# Stated exercise:
Retype everything in the listing, leaving each line exactly as it is.

** start Task inputs **

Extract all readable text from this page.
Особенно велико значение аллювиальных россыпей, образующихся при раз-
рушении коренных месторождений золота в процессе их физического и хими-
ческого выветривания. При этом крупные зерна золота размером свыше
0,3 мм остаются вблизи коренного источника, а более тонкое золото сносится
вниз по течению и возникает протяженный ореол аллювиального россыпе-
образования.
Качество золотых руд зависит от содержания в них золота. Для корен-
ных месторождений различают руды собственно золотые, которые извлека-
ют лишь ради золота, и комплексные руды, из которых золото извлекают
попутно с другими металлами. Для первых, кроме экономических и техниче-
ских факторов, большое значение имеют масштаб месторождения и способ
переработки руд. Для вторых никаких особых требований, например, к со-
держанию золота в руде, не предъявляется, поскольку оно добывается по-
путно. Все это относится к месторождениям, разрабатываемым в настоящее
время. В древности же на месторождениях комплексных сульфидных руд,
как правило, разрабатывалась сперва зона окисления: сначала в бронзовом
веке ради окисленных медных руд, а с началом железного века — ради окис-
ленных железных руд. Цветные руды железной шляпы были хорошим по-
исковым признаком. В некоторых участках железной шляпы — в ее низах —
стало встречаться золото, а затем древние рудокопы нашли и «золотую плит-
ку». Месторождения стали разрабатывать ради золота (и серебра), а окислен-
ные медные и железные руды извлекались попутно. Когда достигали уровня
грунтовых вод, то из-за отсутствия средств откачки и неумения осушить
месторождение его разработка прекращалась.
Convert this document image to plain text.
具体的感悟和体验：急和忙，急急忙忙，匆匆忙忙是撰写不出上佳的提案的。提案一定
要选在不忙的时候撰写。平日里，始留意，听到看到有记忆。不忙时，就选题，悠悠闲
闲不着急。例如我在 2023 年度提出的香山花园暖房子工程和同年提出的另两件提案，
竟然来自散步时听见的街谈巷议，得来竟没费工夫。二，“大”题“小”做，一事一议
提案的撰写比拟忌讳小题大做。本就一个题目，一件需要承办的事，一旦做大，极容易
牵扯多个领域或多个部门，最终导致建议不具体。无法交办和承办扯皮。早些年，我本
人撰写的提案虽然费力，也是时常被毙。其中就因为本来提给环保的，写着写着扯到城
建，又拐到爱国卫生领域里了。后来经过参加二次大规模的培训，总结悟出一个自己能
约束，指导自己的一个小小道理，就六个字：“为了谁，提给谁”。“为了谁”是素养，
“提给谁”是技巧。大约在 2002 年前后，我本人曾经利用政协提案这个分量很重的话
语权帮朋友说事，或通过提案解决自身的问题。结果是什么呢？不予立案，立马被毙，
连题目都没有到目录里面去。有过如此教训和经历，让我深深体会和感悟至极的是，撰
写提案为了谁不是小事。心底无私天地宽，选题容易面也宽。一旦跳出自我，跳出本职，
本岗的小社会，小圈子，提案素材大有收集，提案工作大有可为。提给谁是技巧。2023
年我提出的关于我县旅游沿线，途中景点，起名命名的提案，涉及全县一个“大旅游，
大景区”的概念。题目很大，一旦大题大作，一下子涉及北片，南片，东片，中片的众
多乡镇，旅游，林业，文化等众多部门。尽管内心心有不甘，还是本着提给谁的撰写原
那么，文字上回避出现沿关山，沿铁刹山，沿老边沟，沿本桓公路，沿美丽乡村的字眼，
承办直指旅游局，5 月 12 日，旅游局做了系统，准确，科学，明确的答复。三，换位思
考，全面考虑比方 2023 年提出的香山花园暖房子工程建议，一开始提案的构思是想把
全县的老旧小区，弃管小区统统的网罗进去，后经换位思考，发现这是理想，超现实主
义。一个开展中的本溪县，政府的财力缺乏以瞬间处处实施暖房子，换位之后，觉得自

** end Task inputs **

# Finished answer:
Extract all readable text from this page.
Особенно велико значение аллювиальных россыпей, образующихся при раз-
рушении коренных месторождений золота в процессе их физического и хими-
ческого выветривания. При этом крупные зерна золота размером свыше
0,3 мм остаются вблизи коренного источника, а более тонкое золото сносится
вниз по течению и возникает протяженный ореол аллювиального россыпе-
образования.
Качество золотых руд зависит от содержания в них золота. Для корен-
ных месторождений различают руды собственно золотые, которые извлека-
ют лишь ради золота, и комплексные руды, из которых золото извлекают
попутно с другими металлами. Для первых, кроме экономических и техниче-
ских факторов, большое значение имеют масштаб месторождения и способ
переработки руд. Для вторых никаких особых требований, например, к со-
держанию золота в руде, не предъявляется, поскольку оно добывается по-
путно. Все это относится к месторождениям, разрабатываемым в настоящее
время. В древности же на месторождениях комплексных сульфидных руд,
как правило, разрабатывалась сперва зона окисления: сначала в бронзовом
веке ради окисленных медных руд, а с началом железного века — ради окис-
ленных железных руд. Цветные руды железной шляпы были хорошим по-
исковым признаком. В некоторых участках железной шляпы — в ее низах —
стало встречаться золото, а затем древние рудокопы нашли и «золотую плит-
ку». Месторождения стали разрабатывать ради золота (и серебра), а окислен-
ные медные и железные руды извлекались попутно. Когда достигали уровня
грунтовых вод, то из-за отсутствия средств откачки и неумения осушить
месторождение его разработка прекращалась.
Convert this document image to plain text.
具体的感悟和体验：急和忙，急急忙忙，匆匆忙忙是撰写不出上佳的提案的。提案一定
要选在不忙的时候撰写。平日里，始留意，听到看到有记忆。不忙时，就选题，悠悠闲
闲不着急。例如我在 2023 年度提出的香山花园暖房子工程和同年提出的另两件提案，
竟然来自散步时听见的街谈巷议，得来竟没费工夫。二，“大”题“小”做，一事一议
提案的撰写比拟忌讳小题大做。本就一个题目，一件需要承办的事，一旦做大，极容易
牵扯多个领域或多个部门，最终导致建议不具体。无法交办和承办扯皮。早些年，我本
人撰写的提案虽然费力，也是时常被毙。其中就因为本来提给环保的，写着写着扯到城
建，又拐到爱国卫生领域里了。后来经过参加二次大规模的培训，总结悟出一个自己能
约束，指导自己的一个小小道理，就六个字：“为了谁，提给谁”。“为了谁”是素养，
“提给谁”是技巧。大约在 2002 年前后，我本人曾经利用政协提案这个分量很重的话
语权帮朋友说事，或通过提案解决自身的问题。结果是什么呢？不予立案，立马被毙，
连题目都没有到目录里面去。有过如此教训和经历，让我深深体会和感悟至极的是，撰
写提案为了谁不是小事。心底无私天地宽，选题容易面也宽。一旦跳出自我，跳出本职，
本岗的小社会，小圈子，提案素材大有收集，提案工作大有可为。提给谁是技巧。2023
年我提出的关于我县旅游沿线，途中景点，起名命名的提案，涉及全县一个“大旅游，
大景区”的概念。题目很大，一旦大题大作，一下子涉及北片，南片，东片，中片的众
多乡镇，旅游，林业，文化等众多部门。尽管内心心有不甘，还是本着提给谁的撰写原
那么，文字上回避出现沿关山，沿铁刹山，沿老边沟，沿本桓公路，沿美丽乡村的字眼，
承办直指旅游局，5 月 12 日，旅游局做了系统，准确，科学，明确的答复。三，换位思
考，全面考虑比方 2023 年提出的香山花园暖房子工程建议，一开始提案的构思是想把
全县的老旧小区，弃管小区统统的网罗进去，后经换位思考，发现这是理想，超现实主
义。一个开展中的本溪县，政府的财力缺乏以瞬间处处实施暖房子，换位之后，觉得自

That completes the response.